---------- Supplied data ----------
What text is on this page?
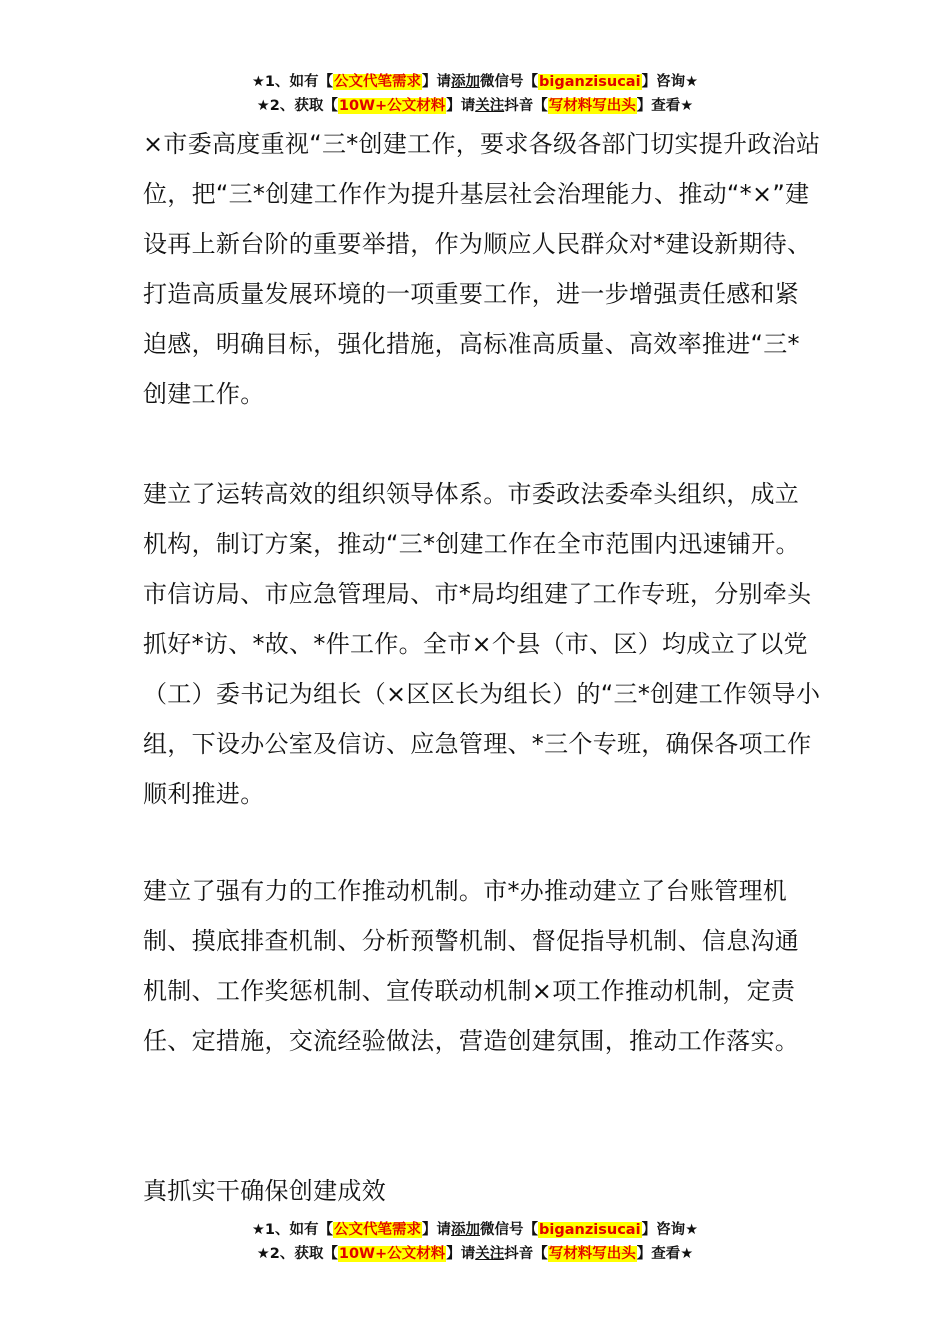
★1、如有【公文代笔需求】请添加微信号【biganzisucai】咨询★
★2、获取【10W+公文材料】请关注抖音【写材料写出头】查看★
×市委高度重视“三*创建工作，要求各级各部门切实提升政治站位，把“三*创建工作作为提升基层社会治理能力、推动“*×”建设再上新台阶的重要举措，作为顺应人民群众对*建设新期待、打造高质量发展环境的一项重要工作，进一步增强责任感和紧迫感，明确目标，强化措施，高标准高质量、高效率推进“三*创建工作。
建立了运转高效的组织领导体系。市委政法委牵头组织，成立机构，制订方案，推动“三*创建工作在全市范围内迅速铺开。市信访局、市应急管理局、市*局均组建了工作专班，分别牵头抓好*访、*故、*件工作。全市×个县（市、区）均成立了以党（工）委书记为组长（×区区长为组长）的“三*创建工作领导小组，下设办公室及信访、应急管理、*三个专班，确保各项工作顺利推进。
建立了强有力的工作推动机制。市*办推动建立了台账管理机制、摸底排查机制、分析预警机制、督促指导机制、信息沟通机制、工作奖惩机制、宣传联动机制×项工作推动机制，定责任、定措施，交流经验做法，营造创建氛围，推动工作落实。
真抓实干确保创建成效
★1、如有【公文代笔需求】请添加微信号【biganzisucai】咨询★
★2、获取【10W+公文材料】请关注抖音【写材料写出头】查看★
----------
• Task goal
Extract all the entries word for word; omit any pictures.

• Written reply
What text is on this page?
★1、如有【公文代笔需求】请添加微信号【biganzisucai】咨询★
★2、获取【10W+公文材料】请关注抖音【写材料写出头】查看★
×市委高度重视“三*创建工作，要求各级各部门切实提升政治站位，把“三*创建工作作为提升基层社会治理能力、推动“*×”建设再上新台阶的重要举措，作为顺应人民群众对*建设新期待、打造高质量发展环境的一项重要工作，进一步增强责任感和紧迫感，明确目标，强化措施，高标准高质量、高效率推进“三*创建工作。
建立了运转高效的组织领导体系。市委政法委牵头组织，成立机构，制订方案，推动“三*创建工作在全市范围内迅速铺开。市信访局、市应急管理局、市*局均组建了工作专班，分别牵头抓好*访、*故、*件工作。全市×个县（市、区）均成立了以党（工）委书记为组长（×区区长为组长）的“三*创建工作领导小组，下设办公室及信访、应急管理、*三个专班，确保各项工作顺利推进。
建立了强有力的工作推动机制。市*办推动建立了台账管理机制、摸底排查机制、分析预警机制、督促指导机制、信息沟通机制、工作奖惩机制、宣传联动机制×项工作推动机制，定责任、定措施，交流经验做法，营造创建氛围，推动工作落实。
真抓实干确保创建成效
★1、如有【公文代笔需求】请添加微信号【biganzisucai】咨询★
★2、获取【10W+公文材料】请关注抖音【写材料写出头】查看★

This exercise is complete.